Raw data ->
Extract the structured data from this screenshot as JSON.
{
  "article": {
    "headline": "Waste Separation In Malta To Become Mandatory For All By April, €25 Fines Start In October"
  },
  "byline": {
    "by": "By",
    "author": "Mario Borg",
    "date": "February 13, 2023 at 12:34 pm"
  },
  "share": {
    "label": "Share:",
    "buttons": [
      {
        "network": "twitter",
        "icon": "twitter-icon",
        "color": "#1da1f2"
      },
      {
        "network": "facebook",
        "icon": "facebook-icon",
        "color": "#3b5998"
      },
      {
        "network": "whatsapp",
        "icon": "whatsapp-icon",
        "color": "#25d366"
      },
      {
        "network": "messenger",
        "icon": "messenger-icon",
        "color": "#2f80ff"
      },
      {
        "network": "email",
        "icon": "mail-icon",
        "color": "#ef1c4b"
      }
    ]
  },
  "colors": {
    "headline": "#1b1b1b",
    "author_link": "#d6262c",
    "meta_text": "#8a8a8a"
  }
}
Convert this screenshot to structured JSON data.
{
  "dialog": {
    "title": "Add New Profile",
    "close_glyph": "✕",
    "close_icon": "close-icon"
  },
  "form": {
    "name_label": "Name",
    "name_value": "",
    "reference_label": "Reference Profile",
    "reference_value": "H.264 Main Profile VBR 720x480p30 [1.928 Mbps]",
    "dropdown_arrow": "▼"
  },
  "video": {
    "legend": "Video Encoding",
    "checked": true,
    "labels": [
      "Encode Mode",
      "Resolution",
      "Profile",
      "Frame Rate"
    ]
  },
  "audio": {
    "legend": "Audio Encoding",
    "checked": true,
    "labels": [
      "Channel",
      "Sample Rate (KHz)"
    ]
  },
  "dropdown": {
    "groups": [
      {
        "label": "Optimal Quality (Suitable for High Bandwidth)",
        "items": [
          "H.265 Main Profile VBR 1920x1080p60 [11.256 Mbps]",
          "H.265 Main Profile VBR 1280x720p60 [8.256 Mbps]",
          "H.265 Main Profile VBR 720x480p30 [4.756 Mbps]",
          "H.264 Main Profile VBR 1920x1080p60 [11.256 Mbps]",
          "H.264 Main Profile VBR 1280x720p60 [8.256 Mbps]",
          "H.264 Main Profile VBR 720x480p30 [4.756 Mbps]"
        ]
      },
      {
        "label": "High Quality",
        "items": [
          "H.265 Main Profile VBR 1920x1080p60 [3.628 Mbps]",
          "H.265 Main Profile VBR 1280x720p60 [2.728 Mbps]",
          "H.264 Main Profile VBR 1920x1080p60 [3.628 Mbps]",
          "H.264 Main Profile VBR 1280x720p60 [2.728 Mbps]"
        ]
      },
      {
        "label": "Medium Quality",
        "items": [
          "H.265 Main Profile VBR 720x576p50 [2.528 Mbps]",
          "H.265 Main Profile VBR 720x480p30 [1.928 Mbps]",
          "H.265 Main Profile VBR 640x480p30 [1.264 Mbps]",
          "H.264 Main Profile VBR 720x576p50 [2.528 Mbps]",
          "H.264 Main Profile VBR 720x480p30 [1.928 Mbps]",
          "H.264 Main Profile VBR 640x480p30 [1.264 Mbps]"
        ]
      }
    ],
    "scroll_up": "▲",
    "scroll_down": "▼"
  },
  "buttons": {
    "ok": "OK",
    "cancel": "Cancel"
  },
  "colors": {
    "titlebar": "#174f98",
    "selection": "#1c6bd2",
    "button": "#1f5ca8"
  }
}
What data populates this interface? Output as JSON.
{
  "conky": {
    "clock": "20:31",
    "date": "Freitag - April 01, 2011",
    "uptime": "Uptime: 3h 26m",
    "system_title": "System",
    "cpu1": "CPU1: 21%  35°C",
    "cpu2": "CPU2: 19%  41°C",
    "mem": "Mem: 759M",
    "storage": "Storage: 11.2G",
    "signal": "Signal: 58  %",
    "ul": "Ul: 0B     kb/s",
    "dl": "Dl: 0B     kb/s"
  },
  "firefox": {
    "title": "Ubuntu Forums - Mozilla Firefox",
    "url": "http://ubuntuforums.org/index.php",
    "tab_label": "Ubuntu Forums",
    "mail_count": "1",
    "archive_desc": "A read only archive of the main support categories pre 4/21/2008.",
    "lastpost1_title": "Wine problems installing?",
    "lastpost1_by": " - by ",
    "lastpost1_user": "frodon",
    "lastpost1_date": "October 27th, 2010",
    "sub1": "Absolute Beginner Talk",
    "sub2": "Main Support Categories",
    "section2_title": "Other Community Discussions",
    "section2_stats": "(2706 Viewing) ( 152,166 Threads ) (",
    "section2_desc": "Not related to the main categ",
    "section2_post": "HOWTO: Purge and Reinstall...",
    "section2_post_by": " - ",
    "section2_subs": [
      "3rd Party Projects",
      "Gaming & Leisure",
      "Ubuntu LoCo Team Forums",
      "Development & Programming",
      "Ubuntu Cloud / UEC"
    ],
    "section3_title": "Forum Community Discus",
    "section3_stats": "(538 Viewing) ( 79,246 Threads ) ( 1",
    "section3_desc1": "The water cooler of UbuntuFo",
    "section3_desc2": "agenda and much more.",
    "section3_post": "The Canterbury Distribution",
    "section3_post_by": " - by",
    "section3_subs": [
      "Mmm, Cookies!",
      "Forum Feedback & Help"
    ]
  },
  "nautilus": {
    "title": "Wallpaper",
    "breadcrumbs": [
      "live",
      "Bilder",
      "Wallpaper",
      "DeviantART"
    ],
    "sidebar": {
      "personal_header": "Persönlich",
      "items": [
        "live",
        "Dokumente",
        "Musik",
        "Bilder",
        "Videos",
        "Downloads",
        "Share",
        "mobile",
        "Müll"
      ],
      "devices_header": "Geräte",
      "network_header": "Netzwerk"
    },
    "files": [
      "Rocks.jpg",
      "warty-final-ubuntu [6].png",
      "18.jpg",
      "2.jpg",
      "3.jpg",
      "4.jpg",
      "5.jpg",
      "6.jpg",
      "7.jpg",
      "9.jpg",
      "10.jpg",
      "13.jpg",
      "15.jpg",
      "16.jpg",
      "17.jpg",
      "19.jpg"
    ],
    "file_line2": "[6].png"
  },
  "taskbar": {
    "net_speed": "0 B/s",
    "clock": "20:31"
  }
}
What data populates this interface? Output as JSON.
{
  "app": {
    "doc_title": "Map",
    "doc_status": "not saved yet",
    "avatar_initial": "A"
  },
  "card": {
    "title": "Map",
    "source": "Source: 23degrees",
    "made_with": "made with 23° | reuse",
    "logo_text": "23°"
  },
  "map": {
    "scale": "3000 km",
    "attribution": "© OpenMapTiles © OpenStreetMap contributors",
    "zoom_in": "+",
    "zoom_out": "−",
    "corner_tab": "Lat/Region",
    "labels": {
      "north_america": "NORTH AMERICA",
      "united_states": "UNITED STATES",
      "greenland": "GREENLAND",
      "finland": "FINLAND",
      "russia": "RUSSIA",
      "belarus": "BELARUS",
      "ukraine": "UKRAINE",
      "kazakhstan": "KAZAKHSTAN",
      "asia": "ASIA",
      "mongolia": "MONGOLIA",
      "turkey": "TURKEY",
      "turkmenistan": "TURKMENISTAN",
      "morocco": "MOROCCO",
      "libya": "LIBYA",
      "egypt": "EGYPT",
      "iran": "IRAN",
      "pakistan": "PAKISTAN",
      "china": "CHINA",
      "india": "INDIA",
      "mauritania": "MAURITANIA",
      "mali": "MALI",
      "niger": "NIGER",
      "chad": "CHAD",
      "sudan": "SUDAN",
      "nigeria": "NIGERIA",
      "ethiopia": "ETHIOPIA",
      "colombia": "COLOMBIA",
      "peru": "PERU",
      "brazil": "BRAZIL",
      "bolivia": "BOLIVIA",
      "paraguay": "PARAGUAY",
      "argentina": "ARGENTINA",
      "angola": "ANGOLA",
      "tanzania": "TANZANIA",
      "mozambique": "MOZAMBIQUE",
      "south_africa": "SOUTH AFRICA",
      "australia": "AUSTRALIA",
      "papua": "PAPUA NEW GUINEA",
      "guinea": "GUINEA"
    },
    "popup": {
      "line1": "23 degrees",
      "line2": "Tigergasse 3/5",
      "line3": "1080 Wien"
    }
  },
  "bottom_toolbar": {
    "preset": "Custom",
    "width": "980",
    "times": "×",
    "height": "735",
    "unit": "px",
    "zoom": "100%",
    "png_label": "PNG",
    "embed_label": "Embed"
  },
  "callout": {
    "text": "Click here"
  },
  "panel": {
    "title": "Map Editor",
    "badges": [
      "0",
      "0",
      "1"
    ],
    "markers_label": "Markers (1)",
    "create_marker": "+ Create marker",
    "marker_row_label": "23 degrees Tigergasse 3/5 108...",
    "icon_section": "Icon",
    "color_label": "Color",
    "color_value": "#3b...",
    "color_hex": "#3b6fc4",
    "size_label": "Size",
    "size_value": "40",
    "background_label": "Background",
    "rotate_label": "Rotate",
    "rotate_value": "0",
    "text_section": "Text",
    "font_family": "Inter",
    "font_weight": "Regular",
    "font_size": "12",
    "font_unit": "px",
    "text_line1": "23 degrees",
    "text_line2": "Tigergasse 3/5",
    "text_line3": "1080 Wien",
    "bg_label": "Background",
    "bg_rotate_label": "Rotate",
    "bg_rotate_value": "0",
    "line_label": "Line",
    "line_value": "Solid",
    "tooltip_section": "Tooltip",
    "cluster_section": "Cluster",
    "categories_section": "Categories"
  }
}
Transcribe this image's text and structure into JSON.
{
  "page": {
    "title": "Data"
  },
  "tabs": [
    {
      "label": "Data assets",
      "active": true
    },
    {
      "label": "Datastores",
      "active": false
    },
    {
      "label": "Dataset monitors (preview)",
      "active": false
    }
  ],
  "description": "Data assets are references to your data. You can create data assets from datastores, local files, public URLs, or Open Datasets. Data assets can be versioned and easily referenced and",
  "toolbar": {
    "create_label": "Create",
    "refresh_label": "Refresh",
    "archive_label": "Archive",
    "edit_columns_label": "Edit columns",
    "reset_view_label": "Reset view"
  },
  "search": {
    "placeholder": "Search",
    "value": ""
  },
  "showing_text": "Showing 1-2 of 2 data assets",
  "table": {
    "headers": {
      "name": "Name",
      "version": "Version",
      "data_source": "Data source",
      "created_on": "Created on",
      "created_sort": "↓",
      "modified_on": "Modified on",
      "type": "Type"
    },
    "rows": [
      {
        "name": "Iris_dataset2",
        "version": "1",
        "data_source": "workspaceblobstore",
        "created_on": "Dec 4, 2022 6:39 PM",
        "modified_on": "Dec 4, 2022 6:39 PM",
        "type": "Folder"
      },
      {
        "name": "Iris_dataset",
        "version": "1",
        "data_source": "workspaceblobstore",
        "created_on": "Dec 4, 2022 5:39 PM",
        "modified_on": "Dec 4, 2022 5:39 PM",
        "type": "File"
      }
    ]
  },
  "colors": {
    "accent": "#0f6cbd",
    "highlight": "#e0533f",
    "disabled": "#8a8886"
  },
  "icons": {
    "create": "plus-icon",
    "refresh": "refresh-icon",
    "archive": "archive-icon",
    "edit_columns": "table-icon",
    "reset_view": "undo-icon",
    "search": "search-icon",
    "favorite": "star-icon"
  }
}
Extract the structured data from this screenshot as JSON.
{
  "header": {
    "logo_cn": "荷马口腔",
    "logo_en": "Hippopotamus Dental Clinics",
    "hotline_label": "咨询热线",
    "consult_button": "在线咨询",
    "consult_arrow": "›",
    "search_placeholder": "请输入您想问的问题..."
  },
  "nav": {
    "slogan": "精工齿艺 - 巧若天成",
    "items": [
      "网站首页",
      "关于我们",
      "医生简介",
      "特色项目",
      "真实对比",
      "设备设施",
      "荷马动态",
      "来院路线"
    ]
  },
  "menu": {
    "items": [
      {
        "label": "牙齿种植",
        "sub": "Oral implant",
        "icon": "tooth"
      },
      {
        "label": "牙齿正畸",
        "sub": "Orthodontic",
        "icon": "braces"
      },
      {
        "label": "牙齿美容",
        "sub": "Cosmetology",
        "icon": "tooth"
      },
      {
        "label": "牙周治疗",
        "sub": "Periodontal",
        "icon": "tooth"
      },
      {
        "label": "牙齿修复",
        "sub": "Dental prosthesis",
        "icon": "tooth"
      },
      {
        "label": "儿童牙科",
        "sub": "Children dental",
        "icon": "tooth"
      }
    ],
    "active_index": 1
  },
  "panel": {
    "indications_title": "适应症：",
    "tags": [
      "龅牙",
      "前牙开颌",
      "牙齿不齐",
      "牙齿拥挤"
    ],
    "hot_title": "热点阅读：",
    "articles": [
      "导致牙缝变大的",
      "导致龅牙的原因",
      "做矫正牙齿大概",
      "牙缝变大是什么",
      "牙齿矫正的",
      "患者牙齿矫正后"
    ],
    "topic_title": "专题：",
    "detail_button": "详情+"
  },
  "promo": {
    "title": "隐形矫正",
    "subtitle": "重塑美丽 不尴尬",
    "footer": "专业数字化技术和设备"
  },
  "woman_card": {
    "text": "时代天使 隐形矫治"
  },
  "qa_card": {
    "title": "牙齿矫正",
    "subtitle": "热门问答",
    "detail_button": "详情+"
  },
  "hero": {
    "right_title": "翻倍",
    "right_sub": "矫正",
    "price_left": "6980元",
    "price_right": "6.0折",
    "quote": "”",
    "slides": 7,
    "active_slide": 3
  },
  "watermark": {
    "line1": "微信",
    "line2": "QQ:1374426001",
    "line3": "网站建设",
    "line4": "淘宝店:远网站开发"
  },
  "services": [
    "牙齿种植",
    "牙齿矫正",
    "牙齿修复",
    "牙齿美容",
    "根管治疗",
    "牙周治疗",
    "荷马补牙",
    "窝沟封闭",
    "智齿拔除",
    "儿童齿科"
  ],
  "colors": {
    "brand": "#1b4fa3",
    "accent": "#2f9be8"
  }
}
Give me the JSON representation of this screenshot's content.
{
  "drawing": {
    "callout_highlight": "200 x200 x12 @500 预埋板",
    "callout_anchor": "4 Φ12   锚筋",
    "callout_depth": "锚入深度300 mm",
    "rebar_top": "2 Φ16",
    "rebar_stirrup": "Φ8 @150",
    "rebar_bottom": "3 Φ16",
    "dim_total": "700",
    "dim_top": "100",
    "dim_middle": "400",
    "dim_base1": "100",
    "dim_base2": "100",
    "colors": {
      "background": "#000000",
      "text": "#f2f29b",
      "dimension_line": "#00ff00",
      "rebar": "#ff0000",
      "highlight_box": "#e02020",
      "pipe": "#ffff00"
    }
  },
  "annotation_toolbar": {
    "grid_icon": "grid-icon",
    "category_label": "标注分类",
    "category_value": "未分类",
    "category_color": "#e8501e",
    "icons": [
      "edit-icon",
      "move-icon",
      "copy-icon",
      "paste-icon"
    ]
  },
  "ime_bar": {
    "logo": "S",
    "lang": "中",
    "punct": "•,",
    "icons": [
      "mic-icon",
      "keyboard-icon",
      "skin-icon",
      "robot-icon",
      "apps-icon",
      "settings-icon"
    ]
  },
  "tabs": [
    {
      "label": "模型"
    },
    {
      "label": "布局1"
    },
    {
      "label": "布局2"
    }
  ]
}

What is asked -> Sift the material for lines with the string "April". Copy each one found.

Final answer ->
    "headline": "Waste Separation In Malta To Become Mandatory For All By April, €25 Fines Start In October"
    "date": "Freitag - April 01, 2011",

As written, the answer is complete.